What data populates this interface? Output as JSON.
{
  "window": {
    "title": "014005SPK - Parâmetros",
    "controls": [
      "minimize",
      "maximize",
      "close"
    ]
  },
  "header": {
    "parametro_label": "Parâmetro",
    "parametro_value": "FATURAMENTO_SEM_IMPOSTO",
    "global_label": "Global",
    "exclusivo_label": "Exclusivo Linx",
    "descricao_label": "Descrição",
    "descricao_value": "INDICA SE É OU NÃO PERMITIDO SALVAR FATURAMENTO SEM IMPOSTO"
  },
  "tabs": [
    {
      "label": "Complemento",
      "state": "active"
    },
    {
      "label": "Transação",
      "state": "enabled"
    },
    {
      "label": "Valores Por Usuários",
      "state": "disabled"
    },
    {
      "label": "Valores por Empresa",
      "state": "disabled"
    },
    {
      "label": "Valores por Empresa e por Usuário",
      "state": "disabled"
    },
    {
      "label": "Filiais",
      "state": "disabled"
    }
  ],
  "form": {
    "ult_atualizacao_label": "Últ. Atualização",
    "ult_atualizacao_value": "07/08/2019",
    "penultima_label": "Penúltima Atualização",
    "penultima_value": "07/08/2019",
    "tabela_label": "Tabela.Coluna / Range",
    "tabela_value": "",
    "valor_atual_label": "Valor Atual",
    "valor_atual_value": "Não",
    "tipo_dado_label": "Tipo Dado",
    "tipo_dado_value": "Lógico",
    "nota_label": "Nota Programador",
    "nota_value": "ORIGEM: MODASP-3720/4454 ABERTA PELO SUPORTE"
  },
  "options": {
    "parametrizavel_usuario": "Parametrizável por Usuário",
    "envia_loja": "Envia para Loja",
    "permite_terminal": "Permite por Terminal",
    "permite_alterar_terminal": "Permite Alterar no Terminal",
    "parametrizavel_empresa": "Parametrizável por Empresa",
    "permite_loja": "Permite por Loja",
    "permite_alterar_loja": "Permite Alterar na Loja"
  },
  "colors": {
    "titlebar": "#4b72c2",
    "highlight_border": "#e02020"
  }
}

==================================================

## CHALLENGE
Restate every record exactly, leaving nothing out.

## COMPLETED EXERCISE
What data populates this interface? Output as JSON.
{
  "window": {
    "title": "014005SPK - Parâmetros",
    "controls": [
      "minimize",
      "maximize",
      "close"
    ]
  },
  "header": {
    "parametro_label": "Parâmetro",
    "parametro_value": "FATURAMENTO_SEM_IMPOSTO",
    "global_label": "Global",
    "exclusivo_label": "Exclusivo Linx",
    "descricao_label": "Descrição",
    "descricao_value": "INDICA SE É OU NÃO PERMITIDO SALVAR FATURAMENTO SEM IMPOSTO"
  },
  "tabs": [
    {
      "label": "Complemento",
      "state": "active"
    },
    {
      "label": "Transação",
      "state": "enabled"
    },
    {
      "label": "Valores Por Usuários",
      "state": "disabled"
    },
    {
      "label": "Valores por Empresa",
      "state": "disabled"
    },
    {
      "label": "Valores por Empresa e por Usuário",
      "state": "disabled"
    },
    {
      "label": "Filiais",
      "state": "disabled"
    }
  ],
  "form": {
    "ult_atualizacao_label": "Últ. Atualização",
    "ult_atualizacao_value": "07/08/2019",
    "penultima_label": "Penúltima Atualização",
    "penultima_value": "07/08/2019",
    "tabela_label": "Tabela.Coluna / Range",
    "tabela_value": "",
    "valor_atual_label": "Valor Atual",
    "valor_atual_value": "Não",
    "tipo_dado_label": "Tipo Dado",
    "tipo_dado_value": "Lógico",
    "nota_label": "Nota Programador",
    "nota_value": "ORIGEM: MODASP-3720/4454 ABERTA PELO SUPORTE"
  },
  "options": {
    "parametrizavel_usuario": "Parametrizável por Usuário",
    "envia_loja": "Envia para Loja",
    "permite_terminal": "Permite por Terminal",
    "permite_alterar_terminal": "Permite Alterar no Terminal",
    "parametrizavel_empresa": "Parametrizável por Empresa",
    "permite_loja": "Permite por Loja",
    "permite_alterar_loja": "Permite Alterar na Loja"
  },
  "colors": {
    "titlebar": "#4b72c2",
    "highlight_border": "#e02020"
  }
}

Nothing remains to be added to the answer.